■ **Problem details**
Print the listing as it stands, omitting all images.

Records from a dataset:

==============================

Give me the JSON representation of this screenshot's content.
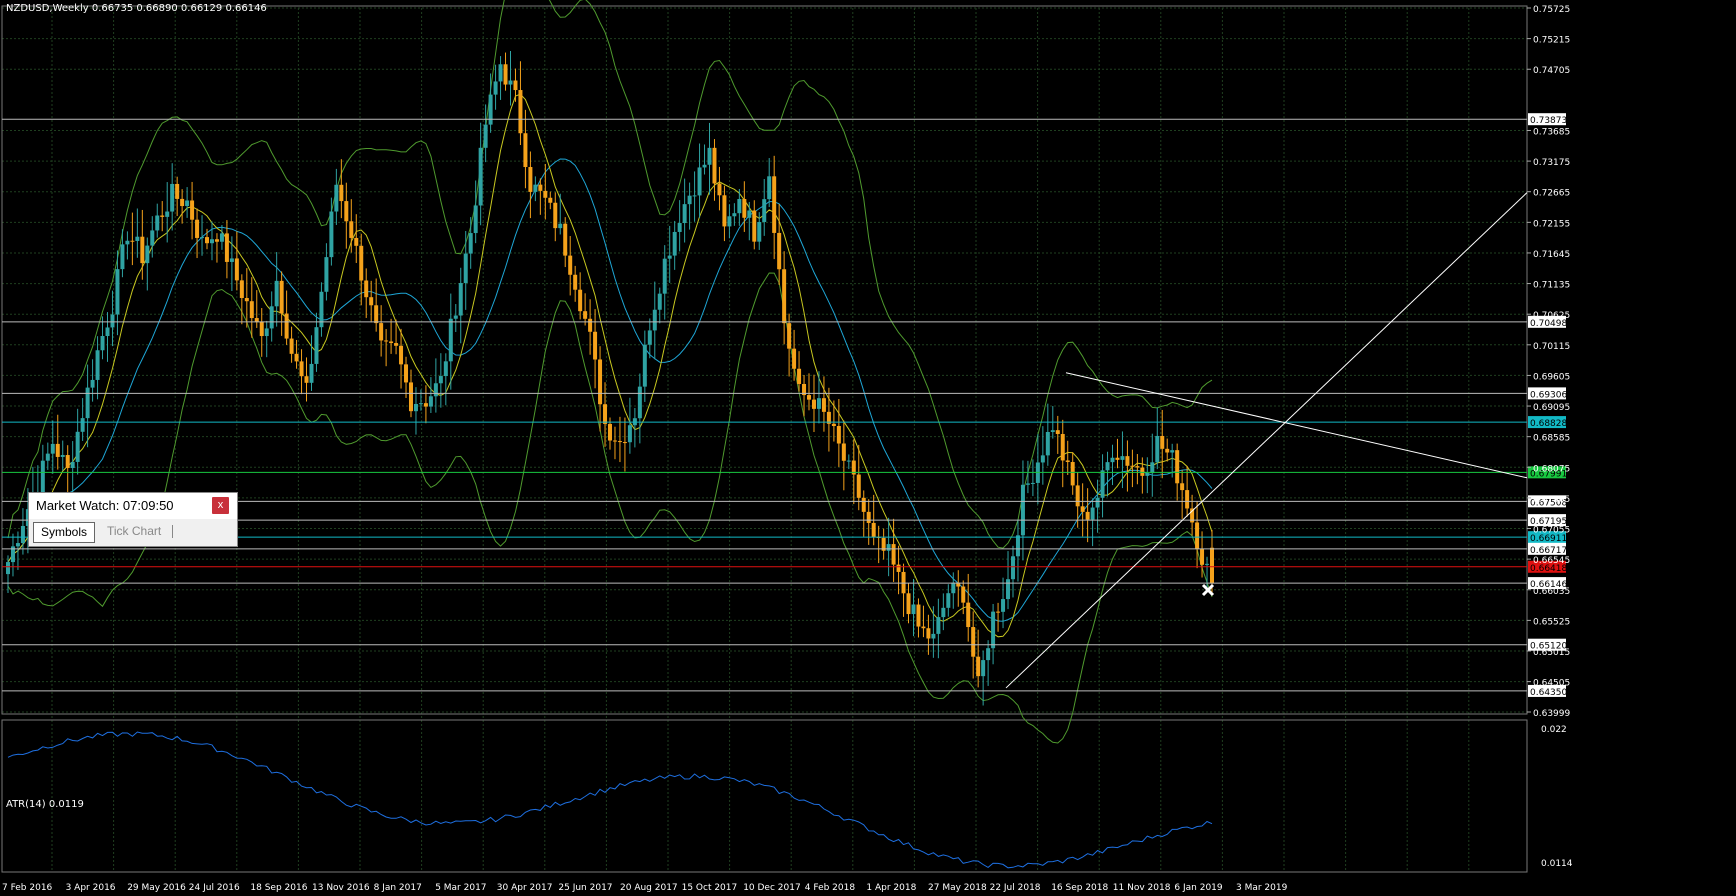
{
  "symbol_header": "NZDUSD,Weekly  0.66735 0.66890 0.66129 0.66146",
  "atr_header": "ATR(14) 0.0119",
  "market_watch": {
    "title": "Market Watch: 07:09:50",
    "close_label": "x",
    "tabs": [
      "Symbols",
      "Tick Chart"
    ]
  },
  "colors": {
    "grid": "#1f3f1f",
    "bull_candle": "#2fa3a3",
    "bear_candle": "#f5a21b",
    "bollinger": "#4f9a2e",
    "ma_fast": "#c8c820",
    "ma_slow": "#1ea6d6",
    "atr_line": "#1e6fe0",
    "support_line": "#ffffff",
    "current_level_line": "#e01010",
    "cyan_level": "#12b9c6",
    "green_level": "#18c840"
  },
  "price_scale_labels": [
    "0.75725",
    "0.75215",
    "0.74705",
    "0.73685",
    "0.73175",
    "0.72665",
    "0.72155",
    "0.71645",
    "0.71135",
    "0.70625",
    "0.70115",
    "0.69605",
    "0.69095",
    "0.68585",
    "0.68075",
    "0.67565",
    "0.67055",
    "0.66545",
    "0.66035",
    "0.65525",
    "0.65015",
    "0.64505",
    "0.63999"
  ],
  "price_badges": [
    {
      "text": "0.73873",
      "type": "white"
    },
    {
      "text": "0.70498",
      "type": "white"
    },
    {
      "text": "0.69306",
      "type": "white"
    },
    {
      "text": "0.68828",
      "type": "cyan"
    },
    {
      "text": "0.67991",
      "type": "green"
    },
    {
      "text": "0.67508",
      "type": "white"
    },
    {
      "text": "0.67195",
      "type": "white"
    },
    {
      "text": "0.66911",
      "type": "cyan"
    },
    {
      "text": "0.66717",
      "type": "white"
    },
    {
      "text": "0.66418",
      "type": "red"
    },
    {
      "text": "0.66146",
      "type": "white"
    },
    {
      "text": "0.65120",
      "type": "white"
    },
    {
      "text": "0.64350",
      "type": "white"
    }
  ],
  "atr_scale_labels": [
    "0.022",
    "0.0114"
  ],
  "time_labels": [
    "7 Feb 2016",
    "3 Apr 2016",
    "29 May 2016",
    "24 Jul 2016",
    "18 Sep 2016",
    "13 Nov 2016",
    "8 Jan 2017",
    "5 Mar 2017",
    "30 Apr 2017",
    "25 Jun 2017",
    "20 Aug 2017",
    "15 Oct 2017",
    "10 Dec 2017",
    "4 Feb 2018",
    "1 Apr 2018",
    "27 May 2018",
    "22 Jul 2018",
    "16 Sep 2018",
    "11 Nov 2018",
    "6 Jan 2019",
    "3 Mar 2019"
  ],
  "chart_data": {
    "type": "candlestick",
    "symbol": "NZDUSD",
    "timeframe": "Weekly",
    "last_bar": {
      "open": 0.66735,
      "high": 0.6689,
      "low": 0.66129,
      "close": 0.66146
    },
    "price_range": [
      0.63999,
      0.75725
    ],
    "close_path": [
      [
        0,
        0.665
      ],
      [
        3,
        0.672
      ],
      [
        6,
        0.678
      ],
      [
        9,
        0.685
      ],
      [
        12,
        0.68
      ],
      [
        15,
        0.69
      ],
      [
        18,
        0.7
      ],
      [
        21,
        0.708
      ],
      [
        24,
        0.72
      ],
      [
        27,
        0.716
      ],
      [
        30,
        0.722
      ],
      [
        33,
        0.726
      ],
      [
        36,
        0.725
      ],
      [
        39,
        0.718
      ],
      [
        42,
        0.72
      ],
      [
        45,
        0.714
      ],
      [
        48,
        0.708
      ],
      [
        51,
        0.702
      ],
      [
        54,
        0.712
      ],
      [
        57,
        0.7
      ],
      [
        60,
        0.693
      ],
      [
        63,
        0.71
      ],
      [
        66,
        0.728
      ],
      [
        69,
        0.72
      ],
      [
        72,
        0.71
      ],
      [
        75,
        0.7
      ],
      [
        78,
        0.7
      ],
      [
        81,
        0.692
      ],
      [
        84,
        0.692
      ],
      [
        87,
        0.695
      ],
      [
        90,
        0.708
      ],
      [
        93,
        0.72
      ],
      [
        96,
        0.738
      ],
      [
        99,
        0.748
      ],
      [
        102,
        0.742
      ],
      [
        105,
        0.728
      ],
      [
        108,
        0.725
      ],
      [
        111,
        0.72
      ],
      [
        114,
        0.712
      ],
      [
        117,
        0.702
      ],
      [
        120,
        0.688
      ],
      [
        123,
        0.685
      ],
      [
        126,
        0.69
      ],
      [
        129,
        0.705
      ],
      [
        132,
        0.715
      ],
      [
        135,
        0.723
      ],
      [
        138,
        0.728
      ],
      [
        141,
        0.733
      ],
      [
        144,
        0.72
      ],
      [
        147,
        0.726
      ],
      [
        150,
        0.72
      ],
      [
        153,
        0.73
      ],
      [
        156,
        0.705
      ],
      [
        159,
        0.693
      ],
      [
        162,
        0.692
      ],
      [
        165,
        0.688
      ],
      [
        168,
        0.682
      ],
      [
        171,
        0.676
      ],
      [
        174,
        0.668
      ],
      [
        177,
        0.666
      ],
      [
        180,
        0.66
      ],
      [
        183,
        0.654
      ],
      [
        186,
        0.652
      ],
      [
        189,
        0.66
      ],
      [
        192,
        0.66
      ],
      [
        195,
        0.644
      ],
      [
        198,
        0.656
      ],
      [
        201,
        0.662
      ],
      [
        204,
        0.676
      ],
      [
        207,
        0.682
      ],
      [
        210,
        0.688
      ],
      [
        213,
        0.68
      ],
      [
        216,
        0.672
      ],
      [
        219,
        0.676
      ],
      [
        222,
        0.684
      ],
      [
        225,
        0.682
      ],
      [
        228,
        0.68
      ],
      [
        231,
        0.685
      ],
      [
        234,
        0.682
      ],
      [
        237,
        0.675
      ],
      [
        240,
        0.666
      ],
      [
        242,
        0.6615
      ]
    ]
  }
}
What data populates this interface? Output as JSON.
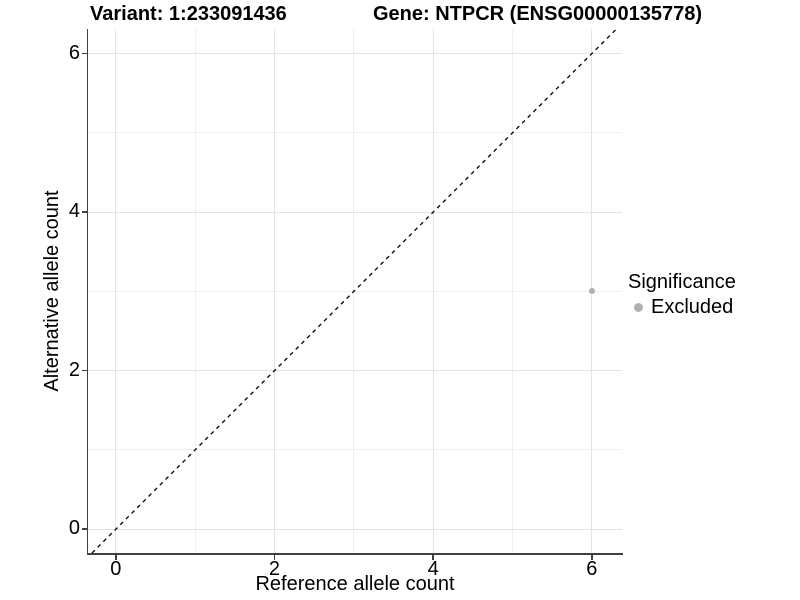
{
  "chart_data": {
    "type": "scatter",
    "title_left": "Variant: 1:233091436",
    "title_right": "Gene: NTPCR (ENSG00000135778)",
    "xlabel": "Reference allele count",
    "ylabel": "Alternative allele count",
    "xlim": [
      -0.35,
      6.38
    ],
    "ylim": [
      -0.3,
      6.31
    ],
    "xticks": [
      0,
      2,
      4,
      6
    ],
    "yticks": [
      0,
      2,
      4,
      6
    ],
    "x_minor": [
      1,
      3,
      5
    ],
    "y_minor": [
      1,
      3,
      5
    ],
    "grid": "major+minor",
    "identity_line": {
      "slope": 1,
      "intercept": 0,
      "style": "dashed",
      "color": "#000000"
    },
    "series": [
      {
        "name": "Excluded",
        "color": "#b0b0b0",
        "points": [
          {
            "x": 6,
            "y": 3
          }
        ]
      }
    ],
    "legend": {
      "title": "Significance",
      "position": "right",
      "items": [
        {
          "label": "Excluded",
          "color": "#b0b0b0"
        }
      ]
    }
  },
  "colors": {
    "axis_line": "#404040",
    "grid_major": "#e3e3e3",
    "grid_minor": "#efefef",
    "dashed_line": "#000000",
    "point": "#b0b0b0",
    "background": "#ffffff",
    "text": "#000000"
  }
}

==============================

■ **Response below**
Give me the JSON representation of this screenshot's content.
{
  "symbol_header": "NZDUSD,Weekly  0.66735 0.66890 0.66129 0.66146",
  "atr_header": "ATR(14) 0.0119",
  "market_watch": {
    "title": "Market Watch: 07:09:50",
    "close_label": "x",
    "tabs": [
      "Symbols",
      "Tick Chart"
    ]
  },
  "colors": {
    "grid": "#1f3f1f",
    "bull_candle": "#2fa3a3",
    "bear_candle": "#f5a21b",
    "bollinger": "#4f9a2e",
    "ma_fast": "#c8c820",
    "ma_slow": "#1ea6d6",
    "atr_line": "#1e6fe0",
    "support_line": "#ffffff",
    "current_level_line": "#e01010",
    "cyan_level": "#12b9c6",
    "green_level": "#18c840"
  },
  "price_scale_labels": [
    "0.75725",
    "0.75215",
    "0.74705",
    "0.73685",
    "0.73175",
    "0.72665",
    "0.72155",
    "0.71645",
    "0.71135",
    "0.70625",
    "0.70115",
    "0.69605",
    "0.69095",
    "0.68585",
    "0.68075",
    "0.67565",
    "0.67055",
    "0.66545",
    "0.66035",
    "0.65525",
    "0.65015",
    "0.64505",
    "0.63999"
  ],
  "price_badges": [
    {
      "text": "0.73873",
      "type": "white"
    },
    {
      "text": "0.70498",
      "type": "white"
    },
    {
      "text": "0.69306",
      "type": "white"
    },
    {
      "text": "0.68828",
      "type": "cyan"
    },
    {
      "text": "0.67991",
      "type": "green"
    },
    {
      "text": "0.67508",
      "type": "white"
    },
    {
      "text": "0.67195",
      "type": "white"
    },
    {
      "text": "0.66911",
      "type": "cyan"
    },
    {
      "text": "0.66717",
      "type": "white"
    },
    {
      "text": "0.66418",
      "type": "red"
    },
    {
      "text": "0.66146",
      "type": "white"
    },
    {
      "text": "0.65120",
      "type": "white"
    },
    {
      "text": "0.64350",
      "type": "white"
    }
  ],
  "atr_scale_labels": [
    "0.022",
    "0.0114"
  ],
  "time_labels": [
    "7 Feb 2016",
    "3 Apr 2016",
    "29 May 2016",
    "24 Jul 2016",
    "18 Sep 2016",
    "13 Nov 2016",
    "8 Jan 2017",
    "5 Mar 2017",
    "30 Apr 2017",
    "25 Jun 2017",
    "20 Aug 2017",
    "15 Oct 2017",
    "10 Dec 2017",
    "4 Feb 2018",
    "1 Apr 2018",
    "27 May 2018",
    "22 Jul 2018",
    "16 Sep 2018",
    "11 Nov 2018",
    "6 Jan 2019",
    "3 Mar 2019"
  ],
  "chart_data": {
    "type": "candlestick",
    "symbol": "NZDUSD",
    "timeframe": "Weekly",
    "last_bar": {
      "open": 0.66735,
      "high": 0.6689,
      "low": 0.66129,
      "close": 0.66146
    },
    "price_range": [
      0.63999,
      0.75725
    ],
    "close_path": [
      [
        0,
        0.665
      ],
      [
        3,
        0.672
      ],
      [
        6,
        0.678
      ],
      [
        9,
        0.685
      ],
      [
        12,
        0.68
      ],
      [
        15,
        0.69
      ],
      [
        18,
        0.7
      ],
      [
        21,
        0.708
      ],
      [
        24,
        0.72
      ],
      [
        27,
        0.716
      ],
      [
        30,
        0.722
      ],
      [
        33,
        0.726
      ],
      [
        36,
        0.725
      ],
      [
        39,
        0.718
      ],
      [
        42,
        0.72
      ],
      [
        45,
        0.714
      ],
      [
        48,
        0.708
      ],
      [
        51,
        0.702
      ],
      [
        54,
        0.712
      ],
      [
        57,
        0.7
      ],
      [
        60,
        0.693
      ],
      [
        63,
        0.71
      ],
      [
        66,
        0.728
      ],
      [
        69,
        0.72
      ],
      [
        72,
        0.71
      ],
      [
        75,
        0.7
      ],
      [
        78,
        0.7
      ],
      [
        81,
        0.692
      ],
      [
        84,
        0.692
      ],
      [
        87,
        0.695
      ],
      [
        90,
        0.708
      ],
      [
        93,
        0.72
      ],
      [
        96,
        0.738
      ],
      [
        99,
        0.748
      ],
      [
        102,
        0.742
      ],
      [
        105,
        0.728
      ],
      [
        108,
        0.725
      ],
      [
        111,
        0.72
      ],
      [
        114,
        0.712
      ],
      [
        117,
        0.702
      ],
      [
        120,
        0.688
      ],
      [
        123,
        0.685
      ],
      [
        126,
        0.69
      ],
      [
        129,
        0.705
      ],
      [
        132,
        0.715
      ],
      [
        135,
        0.723
      ],
      [
        138,
        0.728
      ],
      [
        141,
        0.733
      ],
      [
        144,
        0.72
      ],
      [
        147,
        0.726
      ],
      [
        150,
        0.72
      ],
      [
        153,
        0.73
      ],
      [
        156,
        0.705
      ],
      [
        159,
        0.693
      ],
      [
        162,
        0.692
      ],
      [
        165,
        0.688
      ],
      [
        168,
        0.682
      ],
      [
        171,
        0.676
      ],
      [
        174,
        0.668
      ],
      [
        177,
        0.666
      ],
      [
        180,
        0.66
      ],
      [
        183,
        0.654
      ],
      [
        186,
        0.652
      ],
      [
        189,
        0.66
      ],
      [
        192,
        0.66
      ],
      [
        195,
        0.644
      ],
      [
        198,
        0.656
      ],
      [
        201,
        0.662
      ],
      [
        204,
        0.676
      ],
      [
        207,
        0.682
      ],
      [
        210,
        0.688
      ],
      [
        213,
        0.68
      ],
      [
        216,
        0.672
      ],
      [
        219,
        0.676
      ],
      [
        222,
        0.684
      ],
      [
        225,
        0.682
      ],
      [
        228,
        0.68
      ],
      [
        231,
        0.685
      ],
      [
        234,
        0.682
      ],
      [
        237,
        0.675
      ],
      [
        240,
        0.666
      ],
      [
        242,
        0.6615
      ]
    ]
  }
}
What data populates this interface? Output as JSON.
{
  "chart_data": {
    "type": "scatter",
    "title_left": "Variant: 1:233091436",
    "title_right": "Gene: NTPCR (ENSG00000135778)",
    "xlabel": "Reference allele count",
    "ylabel": "Alternative allele count",
    "xlim": [
      -0.35,
      6.38
    ],
    "ylim": [
      -0.3,
      6.31
    ],
    "xticks": [
      0,
      2,
      4,
      6
    ],
    "yticks": [
      0,
      2,
      4,
      6
    ],
    "x_minor": [
      1,
      3,
      5
    ],
    "y_minor": [
      1,
      3,
      5
    ],
    "grid": "major+minor",
    "identity_line": {
      "slope": 1,
      "intercept": 0,
      "style": "dashed",
      "color": "#000000"
    },
    "series": [
      {
        "name": "Excluded",
        "color": "#b0b0b0",
        "points": [
          {
            "x": 6,
            "y": 3
          }
        ]
      }
    ],
    "legend": {
      "title": "Significance",
      "position": "right",
      "items": [
        {
          "label": "Excluded",
          "color": "#b0b0b0"
        }
      ]
    }
  },
  "colors": {
    "axis_line": "#404040",
    "grid_major": "#e3e3e3",
    "grid_minor": "#efefef",
    "dashed_line": "#000000",
    "point": "#b0b0b0",
    "background": "#ffffff",
    "text": "#000000"
  }
}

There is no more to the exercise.